(Stored records)
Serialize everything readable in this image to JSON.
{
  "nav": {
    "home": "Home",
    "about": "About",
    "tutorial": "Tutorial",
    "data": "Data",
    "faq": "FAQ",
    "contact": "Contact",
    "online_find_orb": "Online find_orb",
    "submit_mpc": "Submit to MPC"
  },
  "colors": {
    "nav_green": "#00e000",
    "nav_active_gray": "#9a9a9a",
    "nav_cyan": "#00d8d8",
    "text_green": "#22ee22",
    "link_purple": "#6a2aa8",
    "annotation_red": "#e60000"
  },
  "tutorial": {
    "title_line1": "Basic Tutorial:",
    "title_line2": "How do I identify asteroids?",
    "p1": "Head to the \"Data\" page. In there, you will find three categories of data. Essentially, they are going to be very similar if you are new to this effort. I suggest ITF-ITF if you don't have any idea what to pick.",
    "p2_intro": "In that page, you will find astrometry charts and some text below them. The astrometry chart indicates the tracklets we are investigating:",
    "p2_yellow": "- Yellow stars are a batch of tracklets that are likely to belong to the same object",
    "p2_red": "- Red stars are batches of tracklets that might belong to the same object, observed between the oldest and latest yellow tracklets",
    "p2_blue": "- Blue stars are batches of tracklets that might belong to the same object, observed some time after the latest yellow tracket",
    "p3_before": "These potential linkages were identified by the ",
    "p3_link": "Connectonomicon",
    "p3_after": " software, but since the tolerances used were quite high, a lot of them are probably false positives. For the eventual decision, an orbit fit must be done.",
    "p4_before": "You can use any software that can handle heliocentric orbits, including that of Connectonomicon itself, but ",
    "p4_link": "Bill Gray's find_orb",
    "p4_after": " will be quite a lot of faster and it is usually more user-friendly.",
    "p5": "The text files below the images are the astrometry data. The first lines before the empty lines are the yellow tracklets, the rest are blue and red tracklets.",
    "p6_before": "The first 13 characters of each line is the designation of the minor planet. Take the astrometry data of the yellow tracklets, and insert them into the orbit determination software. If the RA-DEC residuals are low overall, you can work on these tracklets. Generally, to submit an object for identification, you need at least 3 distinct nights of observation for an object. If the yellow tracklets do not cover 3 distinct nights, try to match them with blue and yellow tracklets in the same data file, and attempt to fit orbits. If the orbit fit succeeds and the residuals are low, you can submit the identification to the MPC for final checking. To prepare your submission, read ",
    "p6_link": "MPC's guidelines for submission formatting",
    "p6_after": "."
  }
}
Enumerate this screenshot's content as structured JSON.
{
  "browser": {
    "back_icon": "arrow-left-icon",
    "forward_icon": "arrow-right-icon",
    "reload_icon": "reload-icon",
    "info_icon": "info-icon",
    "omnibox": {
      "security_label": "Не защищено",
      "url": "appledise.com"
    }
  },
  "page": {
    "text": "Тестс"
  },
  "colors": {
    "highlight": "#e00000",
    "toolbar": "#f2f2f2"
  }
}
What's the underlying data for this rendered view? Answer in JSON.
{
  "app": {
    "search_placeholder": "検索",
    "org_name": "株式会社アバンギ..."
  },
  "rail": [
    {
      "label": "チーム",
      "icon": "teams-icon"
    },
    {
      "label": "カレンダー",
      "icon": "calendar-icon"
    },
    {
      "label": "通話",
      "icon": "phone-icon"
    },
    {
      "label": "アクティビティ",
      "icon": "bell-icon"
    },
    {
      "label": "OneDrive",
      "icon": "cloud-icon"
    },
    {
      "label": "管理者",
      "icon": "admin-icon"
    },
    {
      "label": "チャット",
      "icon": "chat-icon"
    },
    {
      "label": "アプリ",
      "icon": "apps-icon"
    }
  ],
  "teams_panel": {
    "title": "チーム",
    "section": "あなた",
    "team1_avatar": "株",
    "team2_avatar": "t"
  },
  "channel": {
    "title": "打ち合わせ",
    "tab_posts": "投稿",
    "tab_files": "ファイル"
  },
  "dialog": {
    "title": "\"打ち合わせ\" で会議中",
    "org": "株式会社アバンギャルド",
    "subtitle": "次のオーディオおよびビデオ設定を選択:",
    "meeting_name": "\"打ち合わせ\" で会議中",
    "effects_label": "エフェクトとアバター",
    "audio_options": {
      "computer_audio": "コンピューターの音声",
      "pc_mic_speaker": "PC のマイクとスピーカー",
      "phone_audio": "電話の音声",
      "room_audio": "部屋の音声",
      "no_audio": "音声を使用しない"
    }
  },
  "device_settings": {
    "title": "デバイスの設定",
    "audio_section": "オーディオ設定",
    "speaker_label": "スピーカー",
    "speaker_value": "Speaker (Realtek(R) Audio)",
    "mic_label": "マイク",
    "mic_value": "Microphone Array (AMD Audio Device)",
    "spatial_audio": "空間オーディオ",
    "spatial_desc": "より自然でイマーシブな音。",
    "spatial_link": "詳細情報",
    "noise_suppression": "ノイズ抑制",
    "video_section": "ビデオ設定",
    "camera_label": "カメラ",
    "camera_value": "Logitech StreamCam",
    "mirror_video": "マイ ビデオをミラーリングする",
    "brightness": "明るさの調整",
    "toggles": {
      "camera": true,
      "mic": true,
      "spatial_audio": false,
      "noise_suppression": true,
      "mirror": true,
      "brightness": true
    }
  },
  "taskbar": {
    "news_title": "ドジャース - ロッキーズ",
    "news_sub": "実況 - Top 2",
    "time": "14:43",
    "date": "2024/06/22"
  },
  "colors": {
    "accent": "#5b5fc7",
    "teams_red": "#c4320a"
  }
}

Exercise:
Write out the full listing, keeping every line exactly as it is.

The answer:
Serialize everything readable in this image to JSON.
{
  "nav": {
    "home": "Home",
    "about": "About",
    "tutorial": "Tutorial",
    "data": "Data",
    "faq": "FAQ",
    "contact": "Contact",
    "online_find_orb": "Online find_orb",
    "submit_mpc": "Submit to MPC"
  },
  "colors": {
    "nav_green": "#00e000",
    "nav_active_gray": "#9a9a9a",
    "nav_cyan": "#00d8d8",
    "text_green": "#22ee22",
    "link_purple": "#6a2aa8",
    "annotation_red": "#e60000"
  },
  "tutorial": {
    "title_line1": "Basic Tutorial:",
    "title_line2": "How do I identify asteroids?",
    "p1": "Head to the \"Data\" page. In there, you will find three categories of data. Essentially, they are going to be very similar if you are new to this effort. I suggest ITF-ITF if you don't have any idea what to pick.",
    "p2_intro": "In that page, you will find astrometry charts and some text below them. The astrometry chart indicates the tracklets we are investigating:",
    "p2_yellow": "- Yellow stars are a batch of tracklets that are likely to belong to the same object",
    "p2_red": "- Red stars are batches of tracklets that might belong to the same object, observed between the oldest and latest yellow tracklets",
    "p2_blue": "- Blue stars are batches of tracklets that might belong to the same object, observed some time after the latest yellow tracket",
    "p3_before": "These potential linkages were identified by the ",
    "p3_link": "Connectonomicon",
    "p3_after": " software, but since the tolerances used were quite high, a lot of them are probably false positives. For the eventual decision, an orbit fit must be done.",
    "p4_before": "You can use any software that can handle heliocentric orbits, including that of Connectonomicon itself, but ",
    "p4_link": "Bill Gray's find_orb",
    "p4_after": " will be quite a lot of faster and it is usually more user-friendly.",
    "p5": "The text files below the images are the astrometry data. The first lines before the empty lines are the yellow tracklets, the rest are blue and red tracklets.",
    "p6_before": "The first 13 characters of each line is the designation of the minor planet. Take the astrometry data of the yellow tracklets, and insert them into the orbit determination software. If the RA-DEC residuals are low overall, you can work on these tracklets. Generally, to submit an object for identification, you need at least 3 distinct nights of observation for an object. If the yellow tracklets do not cover 3 distinct nights, try to match them with blue and yellow tracklets in the same data file, and attempt to fit orbits. If the orbit fit succeeds and the residuals are low, you can submit the identification to the MPC for final checking. To prepare your submission, read ",
    "p6_link": "MPC's guidelines for submission formatting",
    "p6_after": "."
  }
}
Enumerate this screenshot's content as structured JSON.
{
  "browser": {
    "back_icon": "arrow-left-icon",
    "forward_icon": "arrow-right-icon",
    "reload_icon": "reload-icon",
    "info_icon": "info-icon",
    "omnibox": {
      "security_label": "Не защищено",
      "url": "appledise.com"
    }
  },
  "page": {
    "text": "Тестс"
  },
  "colors": {
    "highlight": "#e00000",
    "toolbar": "#f2f2f2"
  }
}
What's the underlying data for this rendered view? Answer in JSON.
{
  "app": {
    "search_placeholder": "検索",
    "org_name": "株式会社アバンギ..."
  },
  "rail": [
    {
      "label": "チーム",
      "icon": "teams-icon"
    },
    {
      "label": "カレンダー",
      "icon": "calendar-icon"
    },
    {
      "label": "通話",
      "icon": "phone-icon"
    },
    {
      "label": "アクティビティ",
      "icon": "bell-icon"
    },
    {
      "label": "OneDrive",
      "icon": "cloud-icon"
    },
    {
      "label": "管理者",
      "icon": "admin-icon"
    },
    {
      "label": "チャット",
      "icon": "chat-icon"
    },
    {
      "label": "アプリ",
      "icon": "apps-icon"
    }
  ],
  "teams_panel": {
    "title": "チーム",
    "section": "あなた",
    "team1_avatar": "株",
    "team2_avatar": "t"
  },
  "channel": {
    "title": "打ち合わせ",
    "tab_posts": "投稿",
    "tab_files": "ファイル"
  },
  "dialog": {
    "title": "\"打ち合わせ\" で会議中",
    "org": "株式会社アバンギャルド",
    "subtitle": "次のオーディオおよびビデオ設定を選択:",
    "meeting_name": "\"打ち合わせ\" で会議中",
    "effects_label": "エフェクトとアバター",
    "audio_options": {
      "computer_audio": "コンピューターの音声",
      "pc_mic_speaker": "PC のマイクとスピーカー",
      "phone_audio": "電話の音声",
      "room_audio": "部屋の音声",
      "no_audio": "音声を使用しない"
    }
  },
  "device_settings": {
    "title": "デバイスの設定",
    "audio_section": "オーディオ設定",
    "speaker_label": "スピーカー",
    "speaker_value": "Speaker (Realtek(R) Audio)",
    "mic_label": "マイク",
    "mic_value": "Microphone Array (AMD Audio Device)",
    "spatial_audio": "空間オーディオ",
    "spatial_desc": "より自然でイマーシブな音。",
    "spatial_link": "詳細情報",
    "noise_suppression": "ノイズ抑制",
    "video_section": "ビデオ設定",
    "camera_label": "カメラ",
    "camera_value": "Logitech StreamCam",
    "mirror_video": "マイ ビデオをミラーリングする",
    "brightness": "明るさの調整",
    "toggles": {
      "camera": true,
      "mic": true,
      "spatial_audio": false,
      "noise_suppression": true,
      "mirror": true,
      "brightness": true
    }
  },
  "taskbar": {
    "news_title": "ドジャース - ロッキーズ",
    "news_sub": "実況 - Top 2",
    "time": "14:43",
    "date": "2024/06/22"
  },
  "colors": {
    "accent": "#5b5fc7",
    "teams_red": "#c4320a"
  }
}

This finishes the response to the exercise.